* Goal *
Report how many lines contain "Ingresos". The answer is a single number.

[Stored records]
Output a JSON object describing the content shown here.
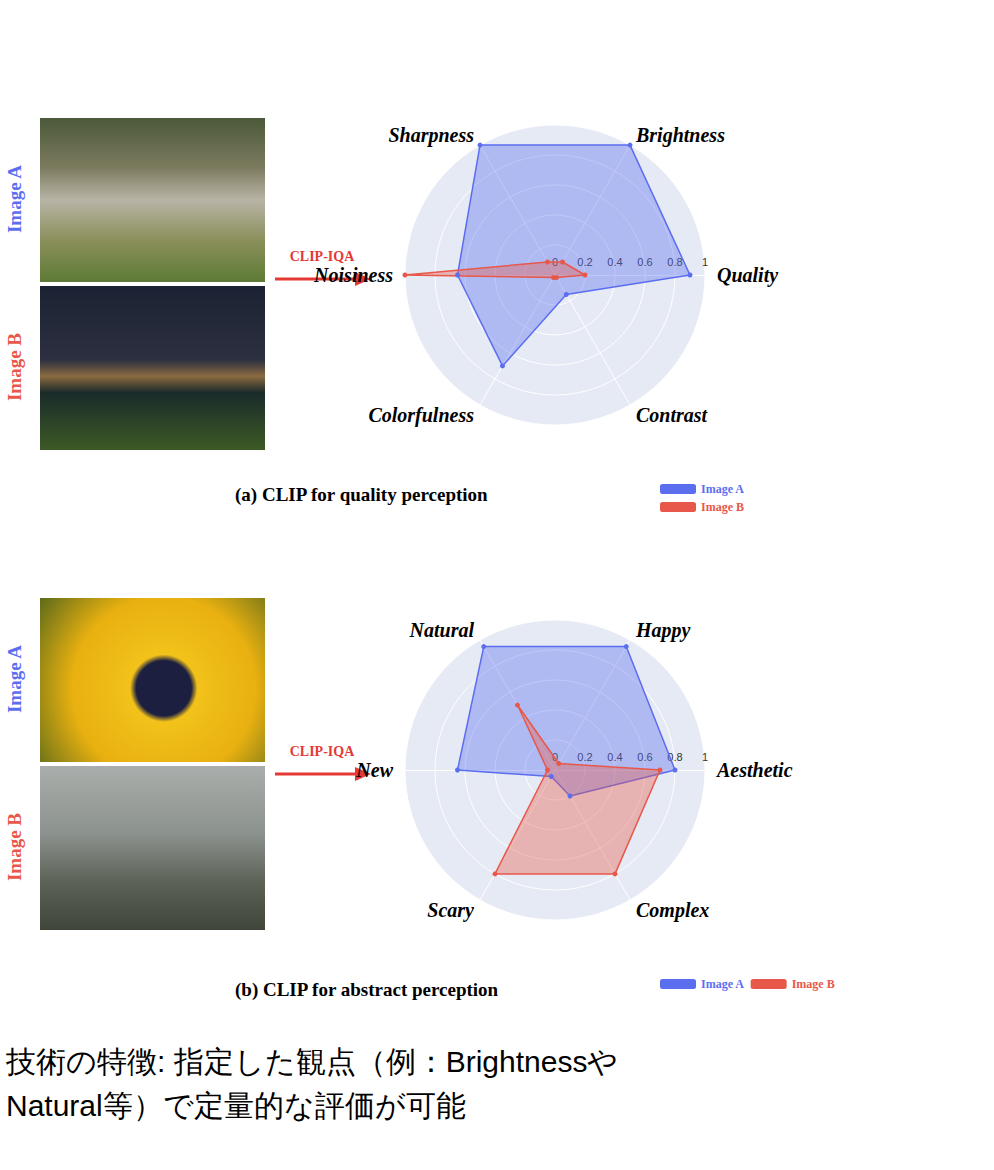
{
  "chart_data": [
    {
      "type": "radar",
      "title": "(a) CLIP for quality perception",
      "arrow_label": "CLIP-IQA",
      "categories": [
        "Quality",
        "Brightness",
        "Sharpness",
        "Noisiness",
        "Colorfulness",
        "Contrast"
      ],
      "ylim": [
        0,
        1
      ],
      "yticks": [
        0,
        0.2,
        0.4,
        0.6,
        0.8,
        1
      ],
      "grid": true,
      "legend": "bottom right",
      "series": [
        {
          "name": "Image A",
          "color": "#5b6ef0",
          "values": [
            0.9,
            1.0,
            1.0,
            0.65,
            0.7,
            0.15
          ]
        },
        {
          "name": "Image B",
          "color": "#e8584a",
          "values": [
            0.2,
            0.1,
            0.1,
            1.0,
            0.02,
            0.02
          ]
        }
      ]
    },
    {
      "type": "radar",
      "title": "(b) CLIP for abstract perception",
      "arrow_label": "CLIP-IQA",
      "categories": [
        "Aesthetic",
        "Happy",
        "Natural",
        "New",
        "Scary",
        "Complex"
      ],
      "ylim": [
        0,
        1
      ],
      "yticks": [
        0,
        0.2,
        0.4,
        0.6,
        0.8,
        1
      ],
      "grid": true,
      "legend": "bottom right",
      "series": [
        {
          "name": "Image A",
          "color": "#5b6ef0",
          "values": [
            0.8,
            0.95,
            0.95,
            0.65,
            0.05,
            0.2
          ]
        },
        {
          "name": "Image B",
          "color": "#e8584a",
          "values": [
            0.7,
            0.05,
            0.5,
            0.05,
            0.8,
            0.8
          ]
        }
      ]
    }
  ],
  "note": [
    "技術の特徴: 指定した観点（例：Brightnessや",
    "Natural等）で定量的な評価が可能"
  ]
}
==
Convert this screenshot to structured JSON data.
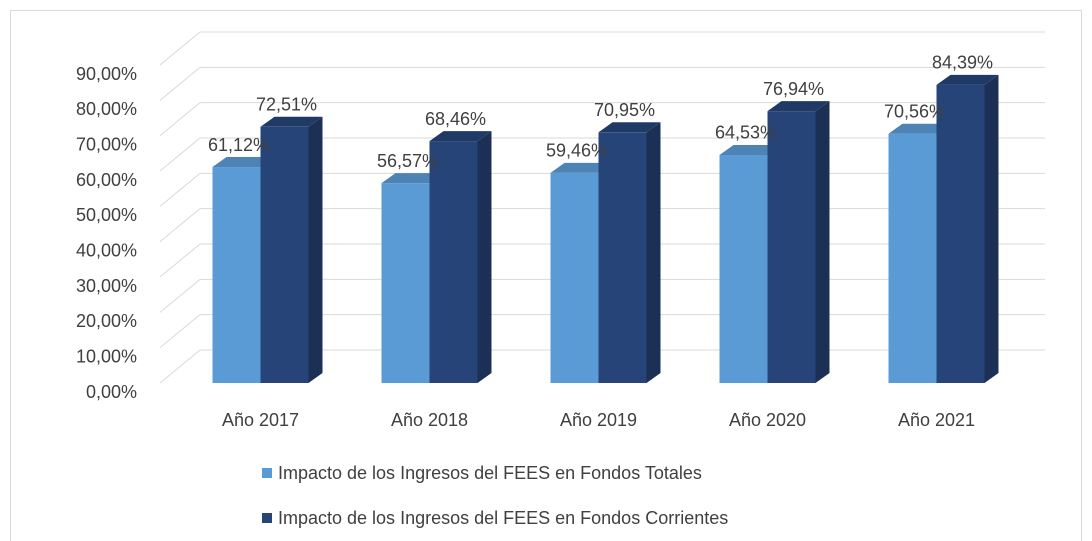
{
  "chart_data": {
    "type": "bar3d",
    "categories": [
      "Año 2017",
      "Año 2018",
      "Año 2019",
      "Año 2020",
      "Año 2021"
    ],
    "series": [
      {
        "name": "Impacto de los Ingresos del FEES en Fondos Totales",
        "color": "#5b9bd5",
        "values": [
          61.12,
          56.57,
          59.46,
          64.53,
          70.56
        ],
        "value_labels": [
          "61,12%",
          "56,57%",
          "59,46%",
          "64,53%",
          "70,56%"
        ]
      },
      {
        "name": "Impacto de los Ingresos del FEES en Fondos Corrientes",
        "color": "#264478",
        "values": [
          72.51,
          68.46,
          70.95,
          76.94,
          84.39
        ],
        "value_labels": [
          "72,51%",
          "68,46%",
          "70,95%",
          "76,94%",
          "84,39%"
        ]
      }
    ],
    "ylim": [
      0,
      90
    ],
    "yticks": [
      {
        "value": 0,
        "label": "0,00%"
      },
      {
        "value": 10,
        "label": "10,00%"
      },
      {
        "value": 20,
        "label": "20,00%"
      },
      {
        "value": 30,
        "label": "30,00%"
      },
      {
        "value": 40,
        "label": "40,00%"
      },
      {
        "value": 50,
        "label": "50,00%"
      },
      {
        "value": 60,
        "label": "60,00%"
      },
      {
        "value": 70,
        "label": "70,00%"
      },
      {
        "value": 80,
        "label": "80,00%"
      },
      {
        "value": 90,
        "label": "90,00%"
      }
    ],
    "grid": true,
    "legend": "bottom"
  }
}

* Answer to the task *
2